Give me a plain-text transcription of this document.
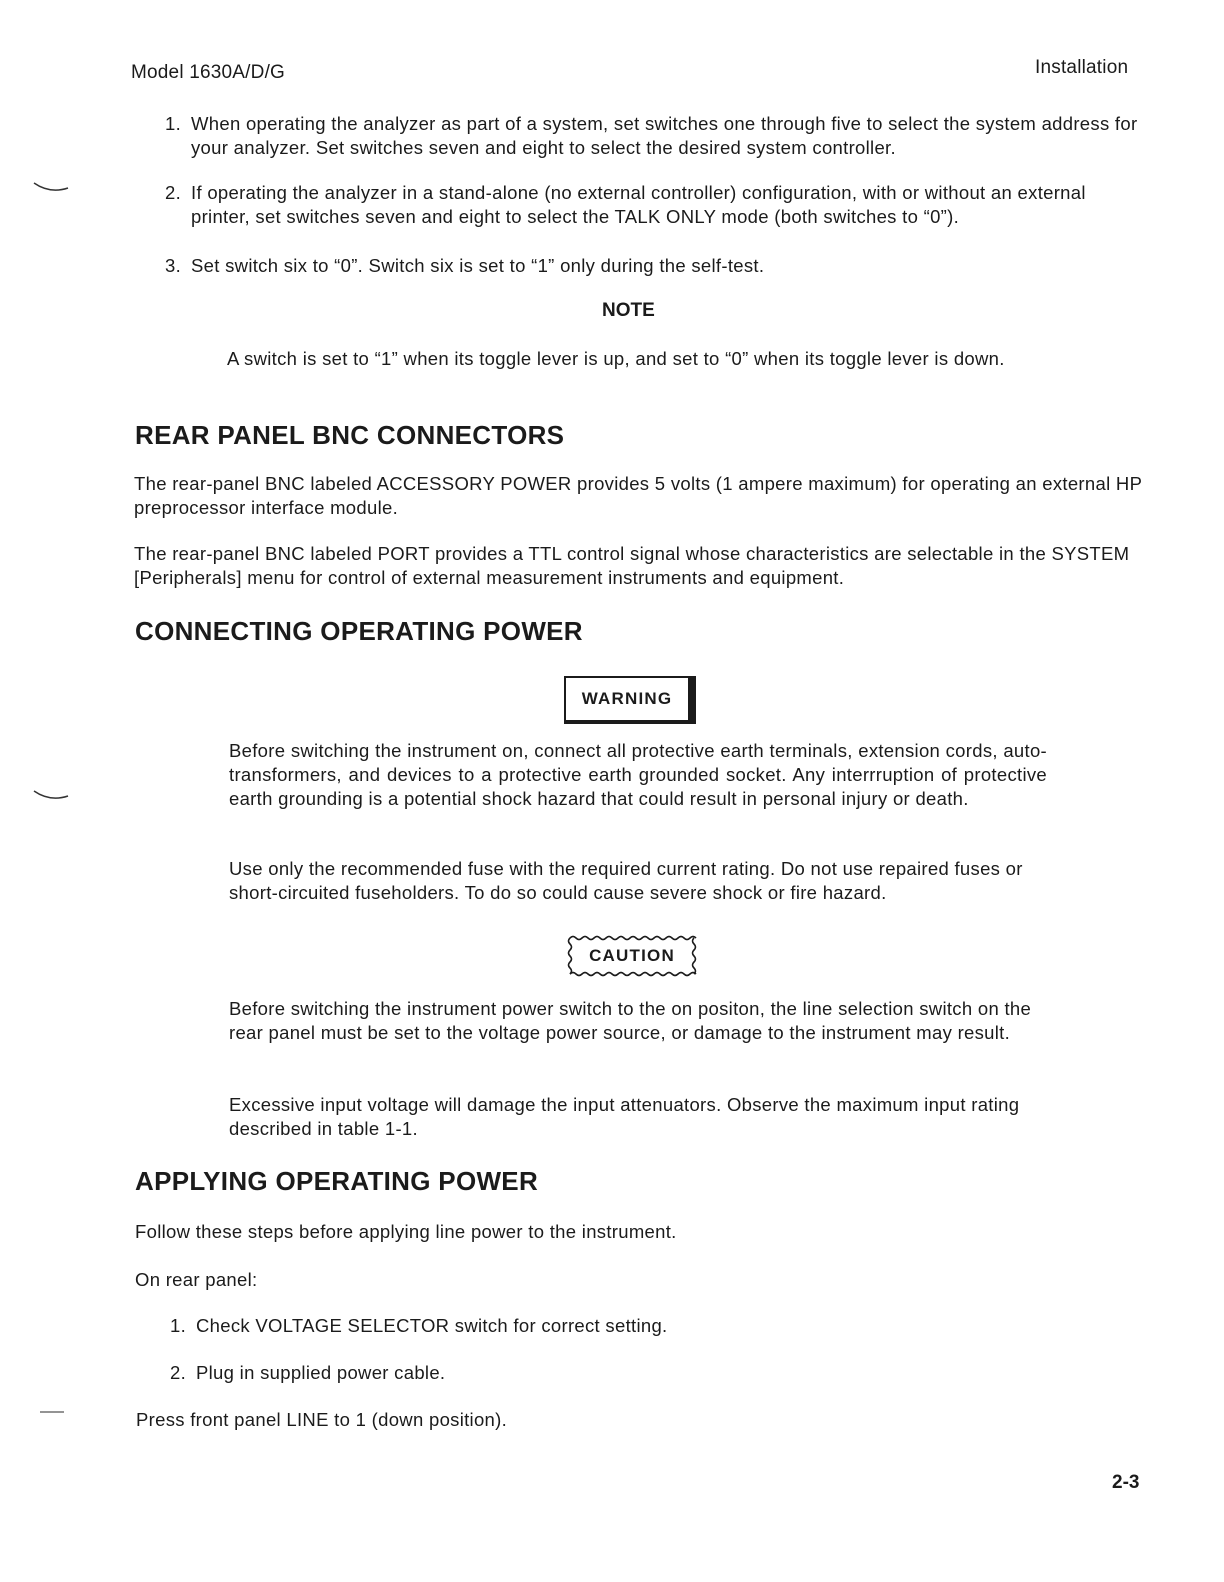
Model 1630A/D/G	Installation
1. When operating the analyzer as part of a system, set switches one through five to select the system address for your analyzer. Set switches seven and eight to select the desired system controller.
2. If operating the analyzer in a stand-alone (no external controller) configuration, with or without an external printer, set switches seven and eight to select the TALK ONLY mode (both switches to “0”).
3. Set switch six to “0”. Switch six is set to “1” only during the self-test.
NOTE
A switch is set to “1” when its toggle lever is up, and set to “0” when its toggle lever is down.
REAR PANEL BNC CONNECTORS
The rear-panel BNC labeled ACCESSORY POWER provides 5 volts (1 ampere maximum) for operating an external HP preprocessor interface module.
The rear-panel BNC labeled PORT provides a TTL control signal whose characteristics are selectable in the SYSTEM [Peripherals] menu for control of external measurement instruments and equipment.
CONNECTING OPERATING POWER
WARNING
Before switching the instrument on, connect all protective earth terminals, extension cords, auto-transformers, and devices to a protective earth grounded socket. Any interrruption of protective earth grounding is a potential shock hazard that could result in personal injury or death.
Use only the recommended fuse with the required current rating. Do not use repaired fuses or short-circuited fuseholders. To do so could cause severe shock or fire hazard.
CAUTION
Before switching the instrument power switch to the on positon, the line selection switch on the rear panel must be set to the voltage power source, or damage to the instrument may result.
Excessive input voltage will damage the input attenuators. Observe the maximum input rating described in table 1-1.
APPLYING OPERATING POWER
Follow these steps before applying line power to the instrument.
On rear panel:
1. Check VOLTAGE SELECTOR switch for correct setting.
2. Plug in supplied power cable.
Press front panel LINE to 1 (down position).
2-3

→ **AIM**
Copy out all lines from the material above that contain the string "eight".

→ **EXERCISE RESULT**
1. When operating the analyzer as part of a system, set switches one through five to select the system address for your analyzer. Set switches seven and eight to select the desired system controller.
2. If operating the analyzer in a stand-alone (no external controller) configuration, with or without an external printer, set switches seven and eight to select the TALK ONLY mode (both switches to “0”).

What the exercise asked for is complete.